● WORK TO DO
Your copy of the material below should match it exactly, except that it holds no pictures.

● EXTRACTED MATERIAL
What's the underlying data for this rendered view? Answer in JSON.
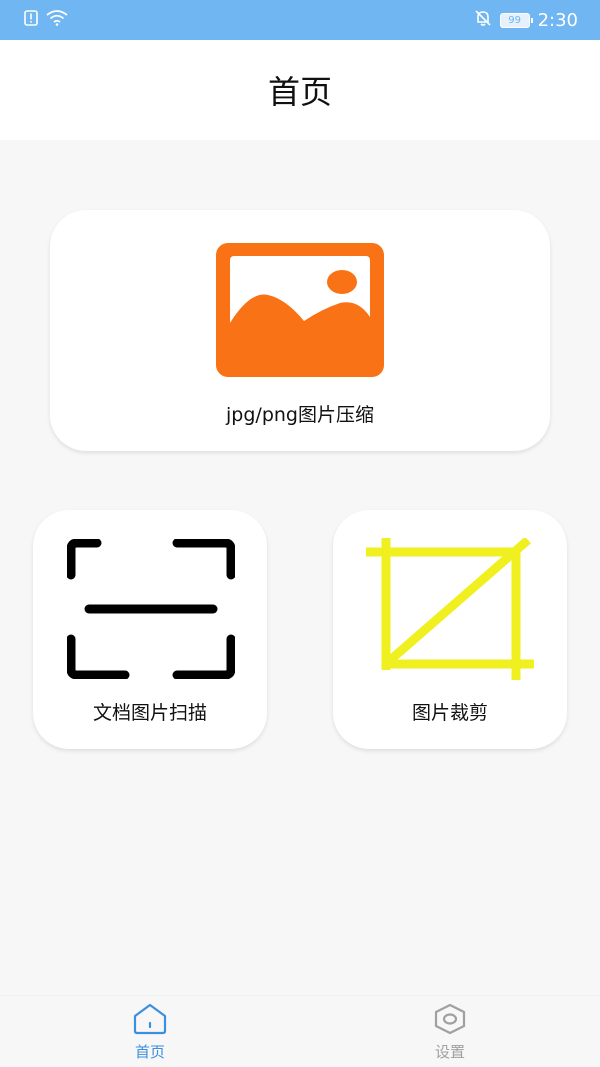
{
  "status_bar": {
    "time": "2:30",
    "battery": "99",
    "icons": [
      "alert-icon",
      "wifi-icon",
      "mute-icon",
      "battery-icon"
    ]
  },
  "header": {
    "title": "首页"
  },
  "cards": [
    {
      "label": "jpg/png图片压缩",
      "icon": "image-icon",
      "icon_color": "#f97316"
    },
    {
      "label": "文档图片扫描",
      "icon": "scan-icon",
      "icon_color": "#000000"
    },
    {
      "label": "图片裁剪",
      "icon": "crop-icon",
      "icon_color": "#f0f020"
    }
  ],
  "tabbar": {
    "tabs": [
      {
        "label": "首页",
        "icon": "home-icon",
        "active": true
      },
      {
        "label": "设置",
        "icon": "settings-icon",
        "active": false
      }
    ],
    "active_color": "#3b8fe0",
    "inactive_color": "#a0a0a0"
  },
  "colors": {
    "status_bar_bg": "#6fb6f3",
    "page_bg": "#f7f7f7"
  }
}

● THE ANSWER
What's the underlying data for this rendered view? Answer in JSON.
{
  "status_bar": {
    "time": "2:30",
    "battery": "99",
    "icons": [
      "alert-icon",
      "wifi-icon",
      "mute-icon",
      "battery-icon"
    ]
  },
  "header": {
    "title": "首页"
  },
  "cards": [
    {
      "label": "jpg/png图片压缩",
      "icon": "image-icon",
      "icon_color": "#f97316"
    },
    {
      "label": "文档图片扫描",
      "icon": "scan-icon",
      "icon_color": "#000000"
    },
    {
      "label": "图片裁剪",
      "icon": "crop-icon",
      "icon_color": "#f0f020"
    }
  ],
  "tabbar": {
    "tabs": [
      {
        "label": "首页",
        "icon": "home-icon",
        "active": true
      },
      {
        "label": "设置",
        "icon": "settings-icon",
        "active": false
      }
    ],
    "active_color": "#3b8fe0",
    "inactive_color": "#a0a0a0"
  },
  "colors": {
    "status_bar_bg": "#6fb6f3",
    "page_bg": "#f7f7f7"
  }
}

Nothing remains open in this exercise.